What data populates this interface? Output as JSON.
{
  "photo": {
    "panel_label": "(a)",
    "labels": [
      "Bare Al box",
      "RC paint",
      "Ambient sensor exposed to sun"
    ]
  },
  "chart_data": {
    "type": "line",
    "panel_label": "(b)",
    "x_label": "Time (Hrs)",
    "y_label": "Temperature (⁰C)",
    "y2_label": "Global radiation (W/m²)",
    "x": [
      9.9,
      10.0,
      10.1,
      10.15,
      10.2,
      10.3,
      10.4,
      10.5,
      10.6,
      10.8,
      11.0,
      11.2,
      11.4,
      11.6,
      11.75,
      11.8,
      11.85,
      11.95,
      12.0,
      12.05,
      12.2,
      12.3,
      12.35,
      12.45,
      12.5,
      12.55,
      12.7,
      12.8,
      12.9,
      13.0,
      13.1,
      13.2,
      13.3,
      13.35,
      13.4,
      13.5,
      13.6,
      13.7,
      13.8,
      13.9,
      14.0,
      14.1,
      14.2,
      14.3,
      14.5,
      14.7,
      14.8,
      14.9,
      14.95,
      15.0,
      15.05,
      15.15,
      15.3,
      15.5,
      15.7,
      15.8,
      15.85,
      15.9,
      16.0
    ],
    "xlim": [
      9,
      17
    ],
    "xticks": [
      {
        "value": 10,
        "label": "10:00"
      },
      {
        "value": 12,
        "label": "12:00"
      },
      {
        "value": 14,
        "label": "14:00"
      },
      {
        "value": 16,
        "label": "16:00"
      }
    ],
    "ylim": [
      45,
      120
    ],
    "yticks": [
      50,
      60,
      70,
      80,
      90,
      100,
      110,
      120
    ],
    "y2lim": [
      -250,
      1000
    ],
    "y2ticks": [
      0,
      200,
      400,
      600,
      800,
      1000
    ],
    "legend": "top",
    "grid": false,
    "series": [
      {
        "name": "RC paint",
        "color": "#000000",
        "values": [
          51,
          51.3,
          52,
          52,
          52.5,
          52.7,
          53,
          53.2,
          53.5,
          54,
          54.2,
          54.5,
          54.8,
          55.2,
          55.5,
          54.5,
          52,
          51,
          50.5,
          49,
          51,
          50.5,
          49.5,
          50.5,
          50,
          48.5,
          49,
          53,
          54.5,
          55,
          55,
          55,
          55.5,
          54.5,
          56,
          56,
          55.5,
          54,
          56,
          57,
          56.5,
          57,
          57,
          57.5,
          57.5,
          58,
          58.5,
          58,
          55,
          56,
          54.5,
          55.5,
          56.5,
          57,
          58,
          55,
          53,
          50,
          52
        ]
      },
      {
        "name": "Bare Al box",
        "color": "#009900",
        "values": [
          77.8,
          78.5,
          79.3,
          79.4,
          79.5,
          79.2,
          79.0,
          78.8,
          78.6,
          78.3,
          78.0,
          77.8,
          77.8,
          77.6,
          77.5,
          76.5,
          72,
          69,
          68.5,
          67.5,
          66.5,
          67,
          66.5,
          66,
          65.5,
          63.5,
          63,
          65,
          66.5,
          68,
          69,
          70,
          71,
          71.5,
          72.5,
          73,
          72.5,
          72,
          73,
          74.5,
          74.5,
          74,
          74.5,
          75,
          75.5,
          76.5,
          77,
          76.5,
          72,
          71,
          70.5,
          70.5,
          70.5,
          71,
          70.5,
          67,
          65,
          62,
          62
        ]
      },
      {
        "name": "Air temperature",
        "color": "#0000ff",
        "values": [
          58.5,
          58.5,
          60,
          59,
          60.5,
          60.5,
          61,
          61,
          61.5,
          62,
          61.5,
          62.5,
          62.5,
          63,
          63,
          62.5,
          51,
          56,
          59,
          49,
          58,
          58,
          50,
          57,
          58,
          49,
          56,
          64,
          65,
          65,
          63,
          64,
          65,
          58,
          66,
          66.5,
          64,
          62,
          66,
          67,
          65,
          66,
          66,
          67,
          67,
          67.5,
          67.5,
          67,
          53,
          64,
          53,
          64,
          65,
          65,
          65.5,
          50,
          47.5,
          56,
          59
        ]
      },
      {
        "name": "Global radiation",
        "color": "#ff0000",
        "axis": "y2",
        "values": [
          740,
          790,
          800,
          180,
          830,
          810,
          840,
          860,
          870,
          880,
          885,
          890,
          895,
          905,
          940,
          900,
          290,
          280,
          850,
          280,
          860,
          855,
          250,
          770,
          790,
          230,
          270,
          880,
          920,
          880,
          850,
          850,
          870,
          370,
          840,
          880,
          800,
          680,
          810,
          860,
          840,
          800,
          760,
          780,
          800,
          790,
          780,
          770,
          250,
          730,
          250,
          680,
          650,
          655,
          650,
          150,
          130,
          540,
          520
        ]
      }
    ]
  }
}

☆ ☆ ☆ ☆ ☆ ☆ ☆

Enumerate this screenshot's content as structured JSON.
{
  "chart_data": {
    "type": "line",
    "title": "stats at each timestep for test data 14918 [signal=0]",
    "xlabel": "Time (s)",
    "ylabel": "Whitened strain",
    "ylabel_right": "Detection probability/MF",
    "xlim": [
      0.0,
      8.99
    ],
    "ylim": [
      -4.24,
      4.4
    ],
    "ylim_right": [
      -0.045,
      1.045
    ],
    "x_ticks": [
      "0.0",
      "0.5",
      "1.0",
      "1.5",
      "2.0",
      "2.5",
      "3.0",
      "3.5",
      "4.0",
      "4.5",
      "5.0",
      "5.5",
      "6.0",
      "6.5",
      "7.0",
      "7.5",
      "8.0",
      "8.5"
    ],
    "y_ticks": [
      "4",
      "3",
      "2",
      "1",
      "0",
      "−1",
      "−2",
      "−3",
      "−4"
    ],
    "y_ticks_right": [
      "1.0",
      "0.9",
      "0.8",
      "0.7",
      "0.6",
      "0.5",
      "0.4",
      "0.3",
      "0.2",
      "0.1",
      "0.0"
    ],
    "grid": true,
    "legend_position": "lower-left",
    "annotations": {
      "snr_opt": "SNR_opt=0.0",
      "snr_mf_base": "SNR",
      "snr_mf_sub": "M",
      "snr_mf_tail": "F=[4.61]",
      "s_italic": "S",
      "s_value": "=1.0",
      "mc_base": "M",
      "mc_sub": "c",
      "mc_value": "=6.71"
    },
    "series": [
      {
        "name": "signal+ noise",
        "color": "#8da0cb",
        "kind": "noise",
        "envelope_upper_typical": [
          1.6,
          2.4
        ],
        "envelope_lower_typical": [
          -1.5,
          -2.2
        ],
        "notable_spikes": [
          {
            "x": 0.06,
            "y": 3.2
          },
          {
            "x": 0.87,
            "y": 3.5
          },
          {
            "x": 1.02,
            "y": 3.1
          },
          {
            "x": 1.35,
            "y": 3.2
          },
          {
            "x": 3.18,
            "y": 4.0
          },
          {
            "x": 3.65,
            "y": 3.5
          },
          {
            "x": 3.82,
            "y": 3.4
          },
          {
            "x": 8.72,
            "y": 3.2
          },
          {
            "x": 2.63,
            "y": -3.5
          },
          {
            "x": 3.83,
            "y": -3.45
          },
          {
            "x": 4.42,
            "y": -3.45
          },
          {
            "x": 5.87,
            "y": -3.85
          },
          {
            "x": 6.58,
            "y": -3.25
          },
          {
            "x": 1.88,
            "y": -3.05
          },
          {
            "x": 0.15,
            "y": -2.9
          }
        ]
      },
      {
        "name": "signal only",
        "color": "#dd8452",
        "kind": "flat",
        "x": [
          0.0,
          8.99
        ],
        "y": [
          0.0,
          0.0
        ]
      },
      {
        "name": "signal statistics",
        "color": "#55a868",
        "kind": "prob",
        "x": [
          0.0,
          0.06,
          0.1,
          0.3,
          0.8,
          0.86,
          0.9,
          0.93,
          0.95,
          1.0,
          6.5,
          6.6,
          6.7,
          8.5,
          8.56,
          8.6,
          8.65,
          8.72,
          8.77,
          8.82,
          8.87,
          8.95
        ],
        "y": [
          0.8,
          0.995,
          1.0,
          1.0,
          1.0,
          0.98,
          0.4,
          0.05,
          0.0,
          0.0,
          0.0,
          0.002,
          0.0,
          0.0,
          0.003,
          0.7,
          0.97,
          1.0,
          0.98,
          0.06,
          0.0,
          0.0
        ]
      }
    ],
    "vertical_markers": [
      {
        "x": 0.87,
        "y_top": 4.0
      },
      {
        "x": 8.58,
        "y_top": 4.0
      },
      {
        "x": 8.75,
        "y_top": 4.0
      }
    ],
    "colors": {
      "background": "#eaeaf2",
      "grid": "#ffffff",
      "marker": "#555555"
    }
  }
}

☆ ☆ ☆ ☆ ☆ ☆ ☆

**Written exercise:** Set out every line from the material that contains the string "name".

**The solution:**
        "name": "RC paint",
        "name": "Bare Al box",
        "name": "Air temperature",
        "name": "Global radiation",
        "name": "signal+ noise",
        "name": "signal only",
        "name": "signal statistics",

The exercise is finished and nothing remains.